Short task -
Reproduce every record below exactly as written, leaving out any pictures.
** Start of Recorded data **
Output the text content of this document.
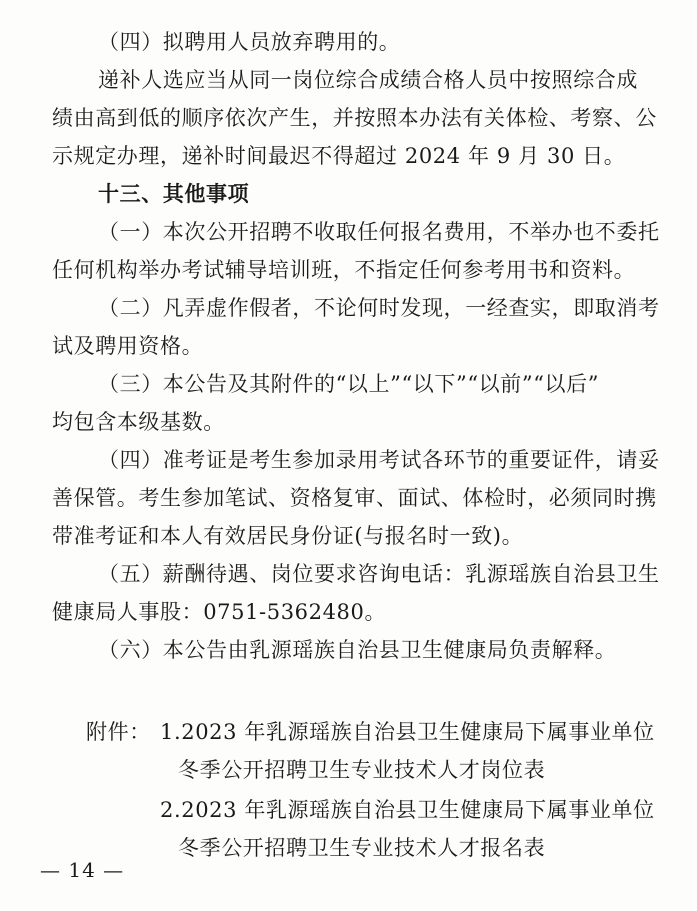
（四）拟聘用人员放弃聘用的。
递补人选应当从同一岗位综合成绩合格人员中按照综合成
绩由高到低的顺序依次产生，并按照本办法有关体检、考察、公
示规定办理，递补时间最迟不得超过 2024 年 9 月 30 日。
十三、其他事项
（一）本次公开招聘不收取任何报名费用，不举办也不委托
任何机构举办考试辅导培训班，不指定任何参考用书和资料。
（二）凡弄虚作假者，不论何时发现，一经查实，即取消考
试及聘用资格。
（三）本公告及其附件的“以上”“以下”“以前”“以后”
均包含本级基数。
（四）准考证是考生参加录用考试各环节的重要证件，请妥
善保管。考生参加笔试、资格复审、面试、体检时，必须同时携
带准考证和本人有效居民身份证(与报名时一致)。
（五）薪酬待遇、岗位要求咨询电话：乳源瑶族自治县卫生
健康局人事股：0751-5362480。
（六）本公告由乳源瑶族自治县卫生健康局负责解释。
附件： 1.2023 年乳源瑶族自治县卫生健康局下属事业单位
冬季公开招聘卫生专业技术人才岗位表
2.2023 年乳源瑶族自治县卫生健康局下属事业单位
冬季公开招聘卫生专业技术人才报名表
— 14 —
** End of Recorded data **
Solution to this task -
Output the text content of this document.
（四）拟聘用人员放弃聘用的。
递补人选应当从同一岗位综合成绩合格人员中按照综合成
绩由高到低的顺序依次产生，并按照本办法有关体检、考察、公
示规定办理，递补时间最迟不得超过 2024 年 9 月 30 日。
十三、其他事项
（一）本次公开招聘不收取任何报名费用，不举办也不委托
任何机构举办考试辅导培训班，不指定任何参考用书和资料。
（二）凡弄虚作假者，不论何时发现，一经查实，即取消考
试及聘用资格。
（三）本公告及其附件的“以上”“以下”“以前”“以后”
均包含本级基数。
（四）准考证是考生参加录用考试各环节的重要证件，请妥
善保管。考生参加笔试、资格复审、面试、体检时，必须同时携
带准考证和本人有效居民身份证(与报名时一致)。
（五）薪酬待遇、岗位要求咨询电话：乳源瑶族自治县卫生
健康局人事股：0751-5362480。
（六）本公告由乳源瑶族自治县卫生健康局负责解释。
附件： 1.2023 年乳源瑶族自治县卫生健康局下属事业单位
冬季公开招聘卫生专业技术人才岗位表
2.2023 年乳源瑶族自治县卫生健康局下属事业单位
冬季公开招聘卫生专业技术人才报名表
— 14 —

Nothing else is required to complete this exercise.